-- Work required --
Reproduce the complete listing without any deviation.

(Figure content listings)
((

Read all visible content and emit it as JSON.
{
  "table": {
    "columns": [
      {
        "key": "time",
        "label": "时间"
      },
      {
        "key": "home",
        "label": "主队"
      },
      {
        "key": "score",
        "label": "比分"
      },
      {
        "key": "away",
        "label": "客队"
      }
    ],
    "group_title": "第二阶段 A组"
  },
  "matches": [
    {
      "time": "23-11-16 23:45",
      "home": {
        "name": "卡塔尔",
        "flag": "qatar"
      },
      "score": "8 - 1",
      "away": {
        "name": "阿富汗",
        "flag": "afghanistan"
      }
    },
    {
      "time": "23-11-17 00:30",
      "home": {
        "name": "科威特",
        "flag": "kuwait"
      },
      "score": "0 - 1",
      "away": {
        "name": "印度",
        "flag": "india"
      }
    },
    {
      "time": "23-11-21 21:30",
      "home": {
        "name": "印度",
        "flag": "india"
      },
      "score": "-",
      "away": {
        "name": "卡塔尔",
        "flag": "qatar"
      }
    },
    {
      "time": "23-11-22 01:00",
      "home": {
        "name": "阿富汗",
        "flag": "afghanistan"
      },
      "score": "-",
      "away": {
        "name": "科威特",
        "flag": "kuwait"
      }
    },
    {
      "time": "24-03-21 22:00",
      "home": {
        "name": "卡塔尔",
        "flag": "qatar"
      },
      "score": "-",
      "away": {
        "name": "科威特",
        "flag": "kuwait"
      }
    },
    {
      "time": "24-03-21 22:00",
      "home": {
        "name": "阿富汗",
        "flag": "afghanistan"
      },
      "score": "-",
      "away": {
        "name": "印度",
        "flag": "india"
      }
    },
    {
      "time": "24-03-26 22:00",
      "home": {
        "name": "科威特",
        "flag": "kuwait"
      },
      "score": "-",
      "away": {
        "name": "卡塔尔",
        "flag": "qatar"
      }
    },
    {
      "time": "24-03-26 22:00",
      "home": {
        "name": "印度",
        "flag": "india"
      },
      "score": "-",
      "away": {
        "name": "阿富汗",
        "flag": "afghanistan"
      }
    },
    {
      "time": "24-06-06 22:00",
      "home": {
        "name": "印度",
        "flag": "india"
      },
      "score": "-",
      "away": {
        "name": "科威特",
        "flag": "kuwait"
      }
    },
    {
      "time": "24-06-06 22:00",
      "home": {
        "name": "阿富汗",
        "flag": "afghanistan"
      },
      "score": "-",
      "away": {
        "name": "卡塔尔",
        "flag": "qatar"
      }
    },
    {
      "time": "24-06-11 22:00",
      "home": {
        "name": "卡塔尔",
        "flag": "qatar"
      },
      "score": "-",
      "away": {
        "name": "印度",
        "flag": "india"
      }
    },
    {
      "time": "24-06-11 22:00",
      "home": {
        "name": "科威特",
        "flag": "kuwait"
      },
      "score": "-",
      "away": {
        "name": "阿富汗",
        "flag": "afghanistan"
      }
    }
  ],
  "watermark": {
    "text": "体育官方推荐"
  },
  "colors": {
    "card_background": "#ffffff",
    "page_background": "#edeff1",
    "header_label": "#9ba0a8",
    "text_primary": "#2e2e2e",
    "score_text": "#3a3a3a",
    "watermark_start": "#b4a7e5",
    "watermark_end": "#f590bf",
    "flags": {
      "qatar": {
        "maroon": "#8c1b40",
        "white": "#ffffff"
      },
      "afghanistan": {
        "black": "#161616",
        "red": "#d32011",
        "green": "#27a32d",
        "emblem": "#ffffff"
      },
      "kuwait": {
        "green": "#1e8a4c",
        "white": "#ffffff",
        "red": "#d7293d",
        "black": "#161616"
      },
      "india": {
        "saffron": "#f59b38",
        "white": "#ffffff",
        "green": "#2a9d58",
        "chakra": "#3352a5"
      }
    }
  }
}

))

-- Solution for this exercise --
Read all visible content and emit it as JSON.
{
  "table": {
    "columns": [
      {
        "key": "time",
        "label": "时间"
      },
      {
        "key": "home",
        "label": "主队"
      },
      {
        "key": "score",
        "label": "比分"
      },
      {
        "key": "away",
        "label": "客队"
      }
    ],
    "group_title": "第二阶段 A组"
  },
  "matches": [
    {
      "time": "23-11-16 23:45",
      "home": {
        "name": "卡塔尔",
        "flag": "qatar"
      },
      "score": "8 - 1",
      "away": {
        "name": "阿富汗",
        "flag": "afghanistan"
      }
    },
    {
      "time": "23-11-17 00:30",
      "home": {
        "name": "科威特",
        "flag": "kuwait"
      },
      "score": "0 - 1",
      "away": {
        "name": "印度",
        "flag": "india"
      }
    },
    {
      "time": "23-11-21 21:30",
      "home": {
        "name": "印度",
        "flag": "india"
      },
      "score": "-",
      "away": {
        "name": "卡塔尔",
        "flag": "qatar"
      }
    },
    {
      "time": "23-11-22 01:00",
      "home": {
        "name": "阿富汗",
        "flag": "afghanistan"
      },
      "score": "-",
      "away": {
        "name": "科威特",
        "flag": "kuwait"
      }
    },
    {
      "time": "24-03-21 22:00",
      "home": {
        "name": "卡塔尔",
        "flag": "qatar"
      },
      "score": "-",
      "away": {
        "name": "科威特",
        "flag": "kuwait"
      }
    },
    {
      "time": "24-03-21 22:00",
      "home": {
        "name": "阿富汗",
        "flag": "afghanistan"
      },
      "score": "-",
      "away": {
        "name": "印度",
        "flag": "india"
      }
    },
    {
      "time": "24-03-26 22:00",
      "home": {
        "name": "科威特",
        "flag": "kuwait"
      },
      "score": "-",
      "away": {
        "name": "卡塔尔",
        "flag": "qatar"
      }
    },
    {
      "time": "24-03-26 22:00",
      "home": {
        "name": "印度",
        "flag": "india"
      },
      "score": "-",
      "away": {
        "name": "阿富汗",
        "flag": "afghanistan"
      }
    },
    {
      "time": "24-06-06 22:00",
      "home": {
        "name": "印度",
        "flag": "india"
      },
      "score": "-",
      "away": {
        "name": "科威特",
        "flag": "kuwait"
      }
    },
    {
      "time": "24-06-06 22:00",
      "home": {
        "name": "阿富汗",
        "flag": "afghanistan"
      },
      "score": "-",
      "away": {
        "name": "卡塔尔",
        "flag": "qatar"
      }
    },
    {
      "time": "24-06-11 22:00",
      "home": {
        "name": "卡塔尔",
        "flag": "qatar"
      },
      "score": "-",
      "away": {
        "name": "印度",
        "flag": "india"
      }
    },
    {
      "time": "24-06-11 22:00",
      "home": {
        "name": "科威特",
        "flag": "kuwait"
      },
      "score": "-",
      "away": {
        "name": "阿富汗",
        "flag": "afghanistan"
      }
    }
  ],
  "watermark": {
    "text": "体育官方推荐"
  },
  "colors": {
    "card_background": "#ffffff",
    "page_background": "#edeff1",
    "header_label": "#9ba0a8",
    "text_primary": "#2e2e2e",
    "score_text": "#3a3a3a",
    "watermark_start": "#b4a7e5",
    "watermark_end": "#f590bf",
    "flags": {
      "qatar": {
        "maroon": "#8c1b40",
        "white": "#ffffff"
      },
      "afghanistan": {
        "black": "#161616",
        "red": "#d32011",
        "green": "#27a32d",
        "emblem": "#ffffff"
      },
      "kuwait": {
        "green": "#1e8a4c",
        "white": "#ffffff",
        "red": "#d7293d",
        "black": "#161616"
      },
      "india": {
        "saffron": "#f59b38",
        "white": "#ffffff",
        "green": "#2a9d58",
        "chakra": "#3352a5"
      }
    }
  }
}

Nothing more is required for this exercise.